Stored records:

★ ★ ★ ★ ★ ★ ★

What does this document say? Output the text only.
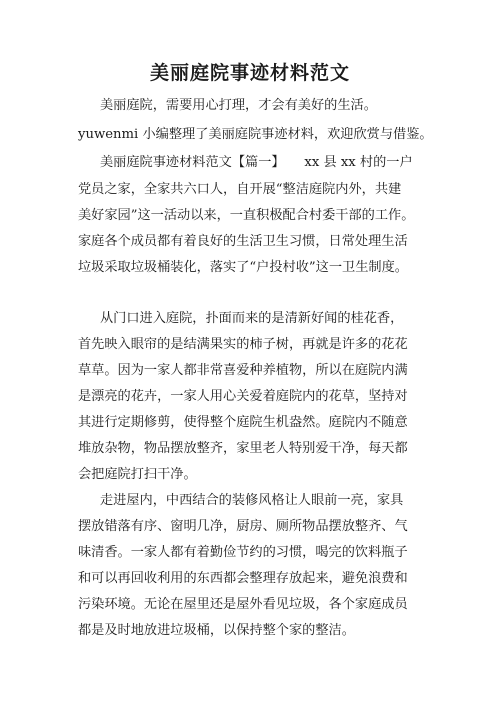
美丽庭院事迹材料范文
美丽庭院，需要用心打理，才会有美好的生活。
yuwenmi 小编整理了美丽庭院事迹材料，欢迎欣赏与借鉴。
美丽庭院事迹材料范文【篇一】　　xx 县 xx 村的一户
党员之家，全家共六口人，自开展“整洁庭院内外，共建
美好家园”这一活动以来，一直积极配合村委干部的工作。
家庭各个成员都有着良好的生活卫生习惯，日常处理生活
垃圾采取垃圾桶装化，落实了“户投村收”这一卫生制度。
从门口进入庭院，扑面而来的是清新好闻的桂花香，
首先映入眼帘的是结满果实的柿子树，再就是许多的花花
草草。因为一家人都非常喜爱种养植物，所以在庭院内满
是漂亮的花卉，一家人用心关爱着庭院内的花草，坚持对
其进行定期修剪，使得整个庭院生机盎然。庭院内不随意
堆放杂物，物品摆放整齐，家里老人特别爱干净，每天都
会把庭院打扫干净。
走进屋内，中西结合的装修风格让人眼前一亮，家具
摆放错落有序、窗明几净，厨房、厕所物品摆放整齐、气
味清香。一家人都有着勤俭节约的习惯，喝完的饮料瓶子
和可以再回收利用的东西都会整理存放起来，避免浪费和
污染环境。无论在屋里还是屋外看见垃圾，各个家庭成员
都是及时地放进垃圾桶，以保持整个家的整洁。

★ ★ ★ ★ ★ ★ ★

Reproduce all entries exactly. Pictures do not belong in the copy.

OUTPUT OF THE EXERCISE:
What does this document say? Output the text only.
美丽庭院事迹材料范文
美丽庭院，需要用心打理，才会有美好的生活。
yuwenmi 小编整理了美丽庭院事迹材料，欢迎欣赏与借鉴。
美丽庭院事迹材料范文【篇一】　　xx 县 xx 村的一户
党员之家，全家共六口人，自开展“整洁庭院内外，共建
美好家园”这一活动以来，一直积极配合村委干部的工作。
家庭各个成员都有着良好的生活卫生习惯，日常处理生活
垃圾采取垃圾桶装化，落实了“户投村收”这一卫生制度。
从门口进入庭院，扑面而来的是清新好闻的桂花香，
首先映入眼帘的是结满果实的柿子树，再就是许多的花花
草草。因为一家人都非常喜爱种养植物，所以在庭院内满
是漂亮的花卉，一家人用心关爱着庭院内的花草，坚持对
其进行定期修剪，使得整个庭院生机盎然。庭院内不随意
堆放杂物，物品摆放整齐，家里老人特别爱干净，每天都
会把庭院打扫干净。
走进屋内，中西结合的装修风格让人眼前一亮，家具
摆放错落有序、窗明几净，厨房、厕所物品摆放整齐、气
味清香。一家人都有着勤俭节约的习惯，喝完的饮料瓶子
和可以再回收利用的东西都会整理存放起来，避免浪费和
污染环境。无论在屋里还是屋外看见垃圾，各个家庭成员
都是及时地放进垃圾桶，以保持整个家的整洁。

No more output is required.